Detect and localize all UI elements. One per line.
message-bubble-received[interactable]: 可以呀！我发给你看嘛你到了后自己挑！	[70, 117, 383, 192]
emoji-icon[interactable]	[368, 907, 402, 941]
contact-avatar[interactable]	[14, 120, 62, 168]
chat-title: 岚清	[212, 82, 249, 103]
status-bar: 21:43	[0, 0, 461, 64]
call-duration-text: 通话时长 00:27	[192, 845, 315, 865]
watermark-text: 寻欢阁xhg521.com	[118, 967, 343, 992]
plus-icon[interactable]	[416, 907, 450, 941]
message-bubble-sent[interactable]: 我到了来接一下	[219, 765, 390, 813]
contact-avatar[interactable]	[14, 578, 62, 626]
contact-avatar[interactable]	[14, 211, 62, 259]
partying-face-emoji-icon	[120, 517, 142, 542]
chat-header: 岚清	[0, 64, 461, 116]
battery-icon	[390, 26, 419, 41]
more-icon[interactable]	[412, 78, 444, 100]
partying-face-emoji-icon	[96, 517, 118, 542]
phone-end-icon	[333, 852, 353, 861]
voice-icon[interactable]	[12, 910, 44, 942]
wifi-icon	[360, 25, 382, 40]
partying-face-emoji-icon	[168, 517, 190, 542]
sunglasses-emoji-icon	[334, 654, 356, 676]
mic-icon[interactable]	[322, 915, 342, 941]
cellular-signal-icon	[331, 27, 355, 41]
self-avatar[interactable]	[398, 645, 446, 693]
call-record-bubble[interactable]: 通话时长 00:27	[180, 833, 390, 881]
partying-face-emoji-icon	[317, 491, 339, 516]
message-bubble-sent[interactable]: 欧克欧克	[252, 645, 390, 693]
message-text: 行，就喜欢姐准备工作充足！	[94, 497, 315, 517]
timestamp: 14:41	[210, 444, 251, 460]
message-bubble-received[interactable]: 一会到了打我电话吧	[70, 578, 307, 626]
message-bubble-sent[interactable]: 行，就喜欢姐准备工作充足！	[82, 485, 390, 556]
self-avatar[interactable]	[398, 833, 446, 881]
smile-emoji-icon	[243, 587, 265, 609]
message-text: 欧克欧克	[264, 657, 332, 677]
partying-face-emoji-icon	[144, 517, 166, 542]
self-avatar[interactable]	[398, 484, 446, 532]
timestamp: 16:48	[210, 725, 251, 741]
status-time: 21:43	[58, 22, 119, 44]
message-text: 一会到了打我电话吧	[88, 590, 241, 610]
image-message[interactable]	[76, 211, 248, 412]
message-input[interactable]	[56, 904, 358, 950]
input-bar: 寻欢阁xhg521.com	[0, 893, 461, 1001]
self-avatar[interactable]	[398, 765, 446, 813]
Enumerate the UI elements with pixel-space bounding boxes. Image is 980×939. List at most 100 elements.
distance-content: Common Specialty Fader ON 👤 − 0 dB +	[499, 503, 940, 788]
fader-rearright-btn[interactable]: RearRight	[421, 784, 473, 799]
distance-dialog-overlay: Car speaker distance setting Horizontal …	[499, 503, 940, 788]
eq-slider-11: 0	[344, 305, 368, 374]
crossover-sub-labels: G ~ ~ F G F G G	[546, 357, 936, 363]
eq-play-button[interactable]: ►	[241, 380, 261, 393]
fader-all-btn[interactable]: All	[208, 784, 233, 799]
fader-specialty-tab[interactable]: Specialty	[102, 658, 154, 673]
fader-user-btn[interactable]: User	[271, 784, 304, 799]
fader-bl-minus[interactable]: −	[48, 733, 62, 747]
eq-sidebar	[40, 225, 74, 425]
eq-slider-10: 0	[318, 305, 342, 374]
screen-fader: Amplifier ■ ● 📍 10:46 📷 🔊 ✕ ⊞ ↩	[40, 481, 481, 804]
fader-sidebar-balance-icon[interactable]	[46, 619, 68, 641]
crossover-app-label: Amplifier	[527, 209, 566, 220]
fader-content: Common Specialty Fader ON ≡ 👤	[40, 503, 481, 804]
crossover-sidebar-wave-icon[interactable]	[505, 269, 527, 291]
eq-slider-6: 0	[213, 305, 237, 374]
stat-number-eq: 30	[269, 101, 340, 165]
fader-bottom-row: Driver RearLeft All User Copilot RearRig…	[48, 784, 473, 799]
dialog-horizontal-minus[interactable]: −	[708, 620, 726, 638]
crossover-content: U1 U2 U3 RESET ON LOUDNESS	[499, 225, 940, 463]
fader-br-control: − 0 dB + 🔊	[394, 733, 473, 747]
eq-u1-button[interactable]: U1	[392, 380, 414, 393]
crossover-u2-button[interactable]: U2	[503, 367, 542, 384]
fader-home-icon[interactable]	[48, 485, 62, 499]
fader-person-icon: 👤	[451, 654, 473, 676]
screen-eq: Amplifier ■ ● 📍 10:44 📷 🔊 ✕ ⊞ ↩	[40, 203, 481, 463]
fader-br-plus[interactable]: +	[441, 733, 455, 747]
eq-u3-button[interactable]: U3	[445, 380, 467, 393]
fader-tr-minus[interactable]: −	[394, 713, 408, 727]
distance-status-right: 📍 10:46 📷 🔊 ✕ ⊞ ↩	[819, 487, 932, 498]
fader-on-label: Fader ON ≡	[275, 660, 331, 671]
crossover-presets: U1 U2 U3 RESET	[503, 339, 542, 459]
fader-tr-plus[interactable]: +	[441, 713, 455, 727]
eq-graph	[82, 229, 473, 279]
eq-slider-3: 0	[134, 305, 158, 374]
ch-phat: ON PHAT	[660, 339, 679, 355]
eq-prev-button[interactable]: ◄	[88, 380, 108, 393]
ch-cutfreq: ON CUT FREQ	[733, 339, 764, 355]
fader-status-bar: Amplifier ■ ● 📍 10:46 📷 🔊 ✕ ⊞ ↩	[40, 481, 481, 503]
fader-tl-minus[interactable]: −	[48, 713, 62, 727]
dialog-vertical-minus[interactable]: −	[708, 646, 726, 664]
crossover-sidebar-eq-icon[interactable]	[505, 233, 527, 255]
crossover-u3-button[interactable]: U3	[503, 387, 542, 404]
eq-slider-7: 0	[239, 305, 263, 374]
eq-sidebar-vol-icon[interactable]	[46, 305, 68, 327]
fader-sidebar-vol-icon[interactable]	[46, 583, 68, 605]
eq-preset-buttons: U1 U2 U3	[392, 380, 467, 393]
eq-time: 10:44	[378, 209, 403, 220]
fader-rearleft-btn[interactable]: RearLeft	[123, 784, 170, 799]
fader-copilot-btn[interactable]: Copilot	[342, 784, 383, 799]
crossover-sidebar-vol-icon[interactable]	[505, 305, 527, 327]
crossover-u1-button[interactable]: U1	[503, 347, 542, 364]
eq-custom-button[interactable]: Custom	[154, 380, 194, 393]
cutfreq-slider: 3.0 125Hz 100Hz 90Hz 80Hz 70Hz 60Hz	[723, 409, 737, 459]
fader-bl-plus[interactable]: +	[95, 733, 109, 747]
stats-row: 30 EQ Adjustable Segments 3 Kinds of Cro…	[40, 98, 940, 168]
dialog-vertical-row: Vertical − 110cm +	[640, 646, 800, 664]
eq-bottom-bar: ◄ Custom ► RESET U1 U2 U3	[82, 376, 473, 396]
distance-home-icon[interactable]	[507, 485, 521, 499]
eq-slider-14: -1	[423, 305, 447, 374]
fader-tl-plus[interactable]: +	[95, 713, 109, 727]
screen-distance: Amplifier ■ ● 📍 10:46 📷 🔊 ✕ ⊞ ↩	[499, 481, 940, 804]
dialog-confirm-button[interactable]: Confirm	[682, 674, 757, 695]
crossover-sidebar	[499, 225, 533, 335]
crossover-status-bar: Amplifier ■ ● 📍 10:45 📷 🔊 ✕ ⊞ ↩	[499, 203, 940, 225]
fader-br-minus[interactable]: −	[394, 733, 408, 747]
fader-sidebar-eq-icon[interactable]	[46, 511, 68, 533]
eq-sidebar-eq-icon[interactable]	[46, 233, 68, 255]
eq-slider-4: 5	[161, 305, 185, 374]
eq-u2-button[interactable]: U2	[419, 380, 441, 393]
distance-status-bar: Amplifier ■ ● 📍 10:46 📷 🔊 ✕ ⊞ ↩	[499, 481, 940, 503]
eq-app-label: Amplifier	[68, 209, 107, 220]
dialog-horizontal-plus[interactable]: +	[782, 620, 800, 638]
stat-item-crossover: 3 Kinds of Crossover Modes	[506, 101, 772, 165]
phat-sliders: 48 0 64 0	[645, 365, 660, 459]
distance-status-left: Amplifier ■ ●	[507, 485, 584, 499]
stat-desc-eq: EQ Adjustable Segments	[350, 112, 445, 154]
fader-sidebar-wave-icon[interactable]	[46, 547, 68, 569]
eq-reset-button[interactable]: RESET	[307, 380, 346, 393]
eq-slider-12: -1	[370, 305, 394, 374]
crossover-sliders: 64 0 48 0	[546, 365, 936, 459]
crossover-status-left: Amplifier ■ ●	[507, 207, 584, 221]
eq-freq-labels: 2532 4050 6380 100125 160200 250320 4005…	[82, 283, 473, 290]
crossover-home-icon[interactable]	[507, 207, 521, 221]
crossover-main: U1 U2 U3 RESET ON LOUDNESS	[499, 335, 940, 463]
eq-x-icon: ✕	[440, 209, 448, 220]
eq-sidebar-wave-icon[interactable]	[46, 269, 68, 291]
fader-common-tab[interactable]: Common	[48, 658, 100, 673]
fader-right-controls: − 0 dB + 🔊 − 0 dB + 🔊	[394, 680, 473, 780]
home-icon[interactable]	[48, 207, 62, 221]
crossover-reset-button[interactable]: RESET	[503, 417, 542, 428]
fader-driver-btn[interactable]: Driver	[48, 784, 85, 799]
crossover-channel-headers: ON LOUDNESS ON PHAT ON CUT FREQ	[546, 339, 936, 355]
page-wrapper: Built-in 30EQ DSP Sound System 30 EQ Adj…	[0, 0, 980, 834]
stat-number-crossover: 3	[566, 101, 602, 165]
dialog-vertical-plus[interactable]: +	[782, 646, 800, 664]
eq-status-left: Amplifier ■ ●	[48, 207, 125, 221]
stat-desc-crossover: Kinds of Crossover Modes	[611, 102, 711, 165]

* * * * * * * * *

▶ **Challenge**
Update the listing from its first line through the line containing "517, 166, 542]" by replacing "contact-avatar" with "sender-avatar" and leaving everything else unchanged. Give back only those lines.

▶ **Exercise solution**
Detect and localize all UI elements. One per line.
message-bubble-received[interactable]: 可以呀！我发给你看嘛你到了后自己挑！	[70, 117, 383, 192]
emoji-icon[interactable]	[368, 907, 402, 941]
sender-avatar[interactable]	[14, 120, 62, 168]
chat-title: 岚清	[212, 82, 249, 103]
status-bar: 21:43	[0, 0, 461, 64]
call-duration-text: 通话时长 00:27	[192, 845, 315, 865]
watermark-text: 寻欢阁xhg521.com	[118, 967, 343, 992]
plus-icon[interactable]	[416, 907, 450, 941]
message-bubble-sent[interactable]: 我到了来接一下	[219, 765, 390, 813]
sender-avatar[interactable]	[14, 578, 62, 626]
sender-avatar[interactable]	[14, 211, 62, 259]
partying-face-emoji-icon	[120, 517, 142, 542]
chat-header: 岚清	[0, 64, 461, 116]
battery-icon	[390, 26, 419, 41]
more-icon[interactable]	[412, 78, 444, 100]
partying-face-emoji-icon	[96, 517, 118, 542]
phone-end-icon	[333, 852, 353, 861]
voice-icon[interactable]	[12, 910, 44, 942]
wifi-icon	[360, 25, 382, 40]
partying-face-emoji-icon	[168, 517, 190, 542]
sunglasses-emoji-icon	[334, 654, 356, 676]
mic-icon[interactable]	[322, 915, 342, 941]
cellular-signal-icon	[331, 27, 355, 41]
self-avatar[interactable]	[398, 645, 446, 693]
call-record-bubble[interactable]: 通话时长 00:27	[180, 833, 390, 881]
partying-face-emoji-icon	[317, 491, 339, 516]
message-bubble-sent[interactable]: 欧克欧克	[252, 645, 390, 693]
message-text: 行，就喜欢姐准备工作充足！	[94, 497, 315, 517]
timestamp: 14:41	[210, 444, 251, 460]
message-bubble-received[interactable]: 一会到了打我电话吧	[70, 578, 307, 626]
message-bubble-sent[interactable]: 行，就喜欢姐准备工作充足！	[82, 485, 390, 556]
self-avatar[interactable]	[398, 833, 446, 881]
smile-emoji-icon	[243, 587, 265, 609]
message-text: 欧克欧克	[264, 657, 332, 677]
partying-face-emoji-icon	[144, 517, 166, 542]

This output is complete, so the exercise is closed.